> **Exercise prompt**:
Pick out the lines containing "More".

START Materials provided

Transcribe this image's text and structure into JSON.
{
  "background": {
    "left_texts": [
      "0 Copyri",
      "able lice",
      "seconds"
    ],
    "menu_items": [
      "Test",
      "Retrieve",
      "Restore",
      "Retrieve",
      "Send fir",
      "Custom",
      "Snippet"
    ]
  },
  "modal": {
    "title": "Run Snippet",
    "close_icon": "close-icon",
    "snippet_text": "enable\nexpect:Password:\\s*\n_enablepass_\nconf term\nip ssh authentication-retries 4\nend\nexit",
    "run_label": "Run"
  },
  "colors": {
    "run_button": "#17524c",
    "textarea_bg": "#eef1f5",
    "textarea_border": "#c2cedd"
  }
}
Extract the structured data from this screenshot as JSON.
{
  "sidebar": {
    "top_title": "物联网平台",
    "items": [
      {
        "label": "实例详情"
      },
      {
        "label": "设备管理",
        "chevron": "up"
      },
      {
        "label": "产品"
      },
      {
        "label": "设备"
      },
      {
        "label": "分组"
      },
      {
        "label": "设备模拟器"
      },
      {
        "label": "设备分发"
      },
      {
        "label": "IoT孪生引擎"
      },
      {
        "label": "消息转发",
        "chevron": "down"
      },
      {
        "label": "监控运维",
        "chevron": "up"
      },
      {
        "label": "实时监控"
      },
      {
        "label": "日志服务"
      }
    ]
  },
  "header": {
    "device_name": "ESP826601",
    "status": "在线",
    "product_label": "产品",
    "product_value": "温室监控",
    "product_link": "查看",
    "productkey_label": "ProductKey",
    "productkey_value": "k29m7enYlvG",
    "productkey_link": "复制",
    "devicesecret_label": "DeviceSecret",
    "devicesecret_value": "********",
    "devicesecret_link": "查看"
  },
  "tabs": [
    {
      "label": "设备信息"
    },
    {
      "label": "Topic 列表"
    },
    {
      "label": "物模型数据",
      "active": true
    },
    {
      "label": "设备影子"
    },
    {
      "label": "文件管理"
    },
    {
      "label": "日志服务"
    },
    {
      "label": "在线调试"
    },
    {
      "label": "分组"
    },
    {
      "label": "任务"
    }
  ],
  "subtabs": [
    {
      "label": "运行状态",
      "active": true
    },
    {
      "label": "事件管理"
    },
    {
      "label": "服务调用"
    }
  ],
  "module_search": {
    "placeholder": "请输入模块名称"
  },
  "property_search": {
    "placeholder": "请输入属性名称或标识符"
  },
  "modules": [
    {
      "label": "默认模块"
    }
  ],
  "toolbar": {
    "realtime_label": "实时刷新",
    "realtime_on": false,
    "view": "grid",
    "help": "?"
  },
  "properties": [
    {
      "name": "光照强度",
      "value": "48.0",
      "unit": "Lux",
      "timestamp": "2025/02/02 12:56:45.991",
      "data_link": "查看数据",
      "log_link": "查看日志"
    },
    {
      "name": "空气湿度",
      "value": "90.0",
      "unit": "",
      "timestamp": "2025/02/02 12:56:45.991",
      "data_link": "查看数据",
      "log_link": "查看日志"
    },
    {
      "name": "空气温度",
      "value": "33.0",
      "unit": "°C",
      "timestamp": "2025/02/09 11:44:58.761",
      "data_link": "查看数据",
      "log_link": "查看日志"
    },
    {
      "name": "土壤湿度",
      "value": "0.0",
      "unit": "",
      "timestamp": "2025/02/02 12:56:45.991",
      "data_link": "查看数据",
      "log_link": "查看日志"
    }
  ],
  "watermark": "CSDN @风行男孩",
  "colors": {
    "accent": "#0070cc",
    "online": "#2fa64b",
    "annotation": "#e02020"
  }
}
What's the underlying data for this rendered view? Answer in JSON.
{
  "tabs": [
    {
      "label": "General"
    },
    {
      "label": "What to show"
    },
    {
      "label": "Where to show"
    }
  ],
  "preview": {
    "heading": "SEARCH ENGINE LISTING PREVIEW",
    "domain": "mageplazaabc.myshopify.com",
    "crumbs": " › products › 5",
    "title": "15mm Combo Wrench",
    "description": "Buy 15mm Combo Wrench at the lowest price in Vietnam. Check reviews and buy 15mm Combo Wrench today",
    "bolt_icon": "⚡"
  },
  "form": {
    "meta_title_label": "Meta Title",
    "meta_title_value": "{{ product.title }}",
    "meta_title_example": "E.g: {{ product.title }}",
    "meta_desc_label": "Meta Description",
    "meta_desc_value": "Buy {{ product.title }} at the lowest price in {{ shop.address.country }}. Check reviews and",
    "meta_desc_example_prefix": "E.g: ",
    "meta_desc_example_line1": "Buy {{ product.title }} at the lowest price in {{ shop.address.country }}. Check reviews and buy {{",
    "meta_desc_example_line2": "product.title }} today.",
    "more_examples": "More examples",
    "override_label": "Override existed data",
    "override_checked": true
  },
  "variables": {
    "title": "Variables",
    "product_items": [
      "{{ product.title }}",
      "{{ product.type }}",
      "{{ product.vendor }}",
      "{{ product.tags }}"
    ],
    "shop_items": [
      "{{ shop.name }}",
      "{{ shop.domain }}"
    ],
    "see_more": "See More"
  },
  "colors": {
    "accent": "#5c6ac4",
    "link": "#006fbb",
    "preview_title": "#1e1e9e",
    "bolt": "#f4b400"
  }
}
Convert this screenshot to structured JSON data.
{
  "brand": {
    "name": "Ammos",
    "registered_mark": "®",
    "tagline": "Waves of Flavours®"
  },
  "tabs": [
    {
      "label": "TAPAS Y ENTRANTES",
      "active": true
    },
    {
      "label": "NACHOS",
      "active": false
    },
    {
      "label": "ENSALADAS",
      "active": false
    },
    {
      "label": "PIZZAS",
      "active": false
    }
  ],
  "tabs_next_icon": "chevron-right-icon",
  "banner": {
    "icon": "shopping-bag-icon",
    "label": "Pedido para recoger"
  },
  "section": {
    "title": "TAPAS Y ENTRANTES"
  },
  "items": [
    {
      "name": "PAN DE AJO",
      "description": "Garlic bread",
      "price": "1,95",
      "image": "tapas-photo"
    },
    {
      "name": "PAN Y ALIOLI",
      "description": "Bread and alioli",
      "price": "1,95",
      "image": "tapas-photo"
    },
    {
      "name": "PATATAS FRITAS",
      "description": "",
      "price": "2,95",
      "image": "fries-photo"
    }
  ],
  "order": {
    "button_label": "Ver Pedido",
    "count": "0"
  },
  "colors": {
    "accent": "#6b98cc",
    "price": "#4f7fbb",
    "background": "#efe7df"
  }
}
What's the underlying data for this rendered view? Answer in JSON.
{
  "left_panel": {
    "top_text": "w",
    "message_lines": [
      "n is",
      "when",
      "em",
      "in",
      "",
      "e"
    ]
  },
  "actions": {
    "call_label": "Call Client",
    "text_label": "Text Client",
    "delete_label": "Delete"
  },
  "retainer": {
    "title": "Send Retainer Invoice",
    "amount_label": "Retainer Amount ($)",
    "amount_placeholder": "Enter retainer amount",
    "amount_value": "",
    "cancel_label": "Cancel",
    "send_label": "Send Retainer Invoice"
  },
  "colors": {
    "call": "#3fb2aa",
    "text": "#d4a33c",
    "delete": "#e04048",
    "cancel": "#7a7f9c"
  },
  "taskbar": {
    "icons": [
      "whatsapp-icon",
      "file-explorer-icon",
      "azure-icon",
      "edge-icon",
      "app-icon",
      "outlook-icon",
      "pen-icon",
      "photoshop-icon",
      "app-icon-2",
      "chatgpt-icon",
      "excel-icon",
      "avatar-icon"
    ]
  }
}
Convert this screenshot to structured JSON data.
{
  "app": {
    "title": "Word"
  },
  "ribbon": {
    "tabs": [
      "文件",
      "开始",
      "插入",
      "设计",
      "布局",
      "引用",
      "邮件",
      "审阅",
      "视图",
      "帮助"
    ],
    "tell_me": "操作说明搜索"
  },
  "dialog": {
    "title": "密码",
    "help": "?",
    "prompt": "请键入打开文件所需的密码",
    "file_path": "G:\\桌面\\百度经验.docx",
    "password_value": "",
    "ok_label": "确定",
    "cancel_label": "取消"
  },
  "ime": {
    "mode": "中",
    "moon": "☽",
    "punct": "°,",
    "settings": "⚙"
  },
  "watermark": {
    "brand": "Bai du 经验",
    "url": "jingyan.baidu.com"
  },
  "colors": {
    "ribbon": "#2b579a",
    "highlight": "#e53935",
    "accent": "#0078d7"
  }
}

END Materials provided

> **Response to the exercise**:
    "more_examples": "More examples",
    "see_more": "See More"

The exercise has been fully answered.